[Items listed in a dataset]
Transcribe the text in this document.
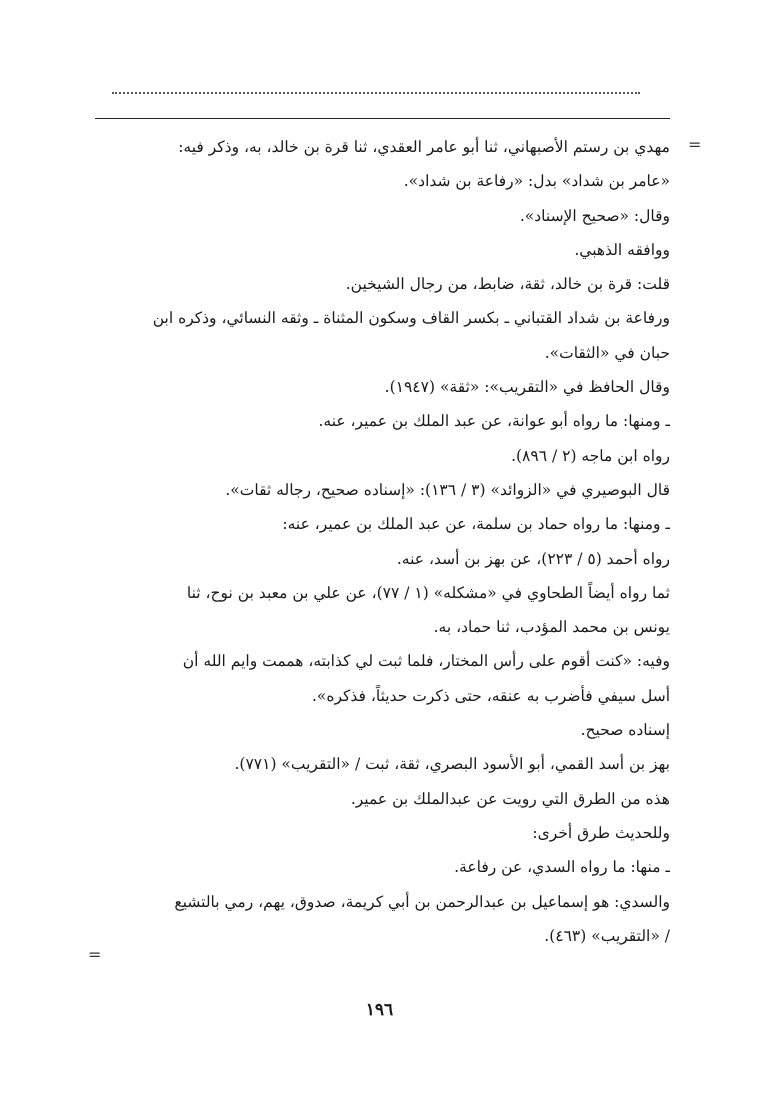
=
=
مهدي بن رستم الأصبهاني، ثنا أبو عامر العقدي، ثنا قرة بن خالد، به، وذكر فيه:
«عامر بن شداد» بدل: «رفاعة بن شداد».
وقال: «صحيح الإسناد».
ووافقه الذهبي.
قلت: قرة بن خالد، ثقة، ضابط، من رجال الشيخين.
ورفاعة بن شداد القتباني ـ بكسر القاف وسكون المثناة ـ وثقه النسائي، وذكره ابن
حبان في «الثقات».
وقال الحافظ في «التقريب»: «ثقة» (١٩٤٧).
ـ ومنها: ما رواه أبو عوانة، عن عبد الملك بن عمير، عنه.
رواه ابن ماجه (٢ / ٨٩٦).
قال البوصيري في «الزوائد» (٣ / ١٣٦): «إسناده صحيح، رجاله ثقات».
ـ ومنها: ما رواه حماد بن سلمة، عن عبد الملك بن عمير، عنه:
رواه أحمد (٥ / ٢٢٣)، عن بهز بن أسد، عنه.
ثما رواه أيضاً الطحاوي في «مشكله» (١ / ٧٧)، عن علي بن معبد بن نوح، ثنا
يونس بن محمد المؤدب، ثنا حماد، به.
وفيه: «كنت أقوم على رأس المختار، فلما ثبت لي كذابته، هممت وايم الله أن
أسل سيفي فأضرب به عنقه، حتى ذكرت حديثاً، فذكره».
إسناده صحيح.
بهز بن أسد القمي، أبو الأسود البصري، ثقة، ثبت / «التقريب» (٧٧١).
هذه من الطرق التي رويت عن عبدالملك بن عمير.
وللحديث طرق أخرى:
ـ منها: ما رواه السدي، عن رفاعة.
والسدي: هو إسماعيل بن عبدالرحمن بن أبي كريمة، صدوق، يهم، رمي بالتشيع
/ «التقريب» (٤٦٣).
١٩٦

**WHAT THE TASK REQUIRES**
Using the entries above, state how many lines include the word "شداد", with no other words.

**SOLVED EXERCISE**
2